— START Material shown —

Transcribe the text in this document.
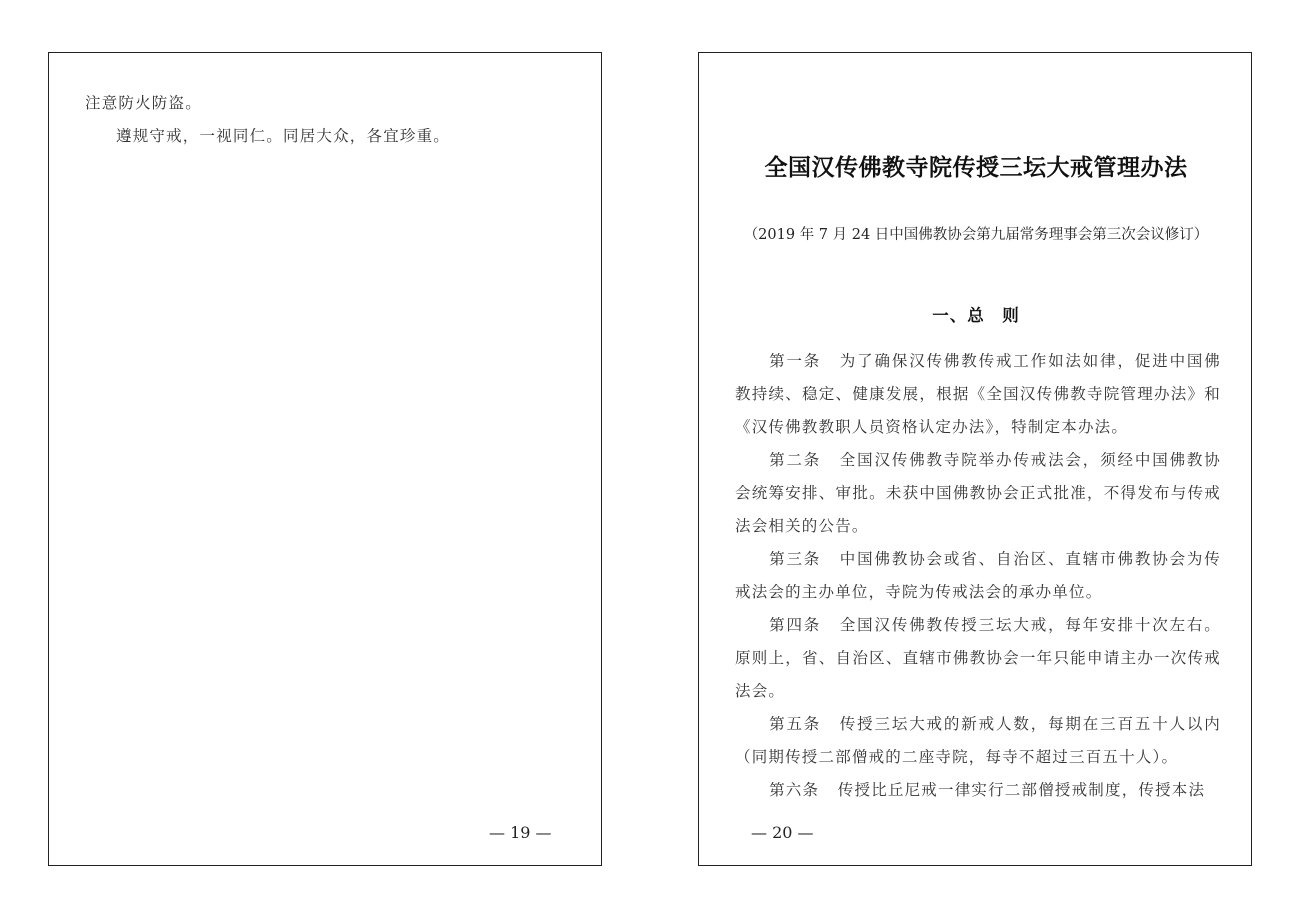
注意防火防盗。

遵规守戒，一视同仁。同居大众，各宜珍重。

— 19 —
全国汉传佛教寺院传授三坛大戒管理办法

（2019 年 7 月 24 日中国佛教协会第九届常务理事会第三次会议修订）

一、总　则

第一条 为了确保汉传佛教传戒工作如法如律，促进中国佛教持续、稳定、健康发展，根据《全国汉传佛教寺院管理办法》和《汉传佛教教职人员资格认定办法》，特制定本办法。

第二条 全国汉传佛教寺院举办传戒法会，须经中国佛教协会统筹安排、审批。未获中国佛教协会正式批准，不得发布与传戒法会相关的公告。

第三条 中国佛教协会或省、自治区、直辖市佛教协会为传戒法会的主办单位，寺院为传戒法会的承办单位。

第四条 全国汉传佛教传授三坛大戒，每年安排十次左右。原则上，省、自治区、直辖市佛教协会一年只能申请主办一次传戒法会。

第五条 传授三坛大戒的新戒人数，每期在三百五十人以内（同期传授二部僧戒的二座寺院，每寺不超过三百五十人）。

第六条 传授比丘尼戒一律实行二部僧授戒制度，传授本法

— 20 —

— END Material shown —

**Your objective**
Return each line exactly as written. Any picture gets left out.

**Solution to this problem**
Transcribe the text in this document.
注意防火防盗。

遵规守戒，一视同仁。同居大众，各宜珍重。

— 19 —
全国汉传佛教寺院传授三坛大戒管理办法

（2019 年 7 月 24 日中国佛教协会第九届常务理事会第三次会议修订）

一、总　则

第一条 为了确保汉传佛教传戒工作如法如律，促进中国佛教持续、稳定、健康发展，根据《全国汉传佛教寺院管理办法》和《汉传佛教教职人员资格认定办法》，特制定本办法。

第二条 全国汉传佛教寺院举办传戒法会，须经中国佛教协会统筹安排、审批。未获中国佛教协会正式批准，不得发布与传戒法会相关的公告。

第三条 中国佛教协会或省、自治区、直辖市佛教协会为传戒法会的主办单位，寺院为传戒法会的承办单位。

第四条 全国汉传佛教传授三坛大戒，每年安排十次左右。原则上，省、自治区、直辖市佛教协会一年只能申请主办一次传戒法会。

第五条 传授三坛大戒的新戒人数，每期在三百五十人以内（同期传授二部僧戒的二座寺院，每寺不超过三百五十人）。

第六条 传授比丘尼戒一律实行二部僧授戒制度，传授本法

— 20 —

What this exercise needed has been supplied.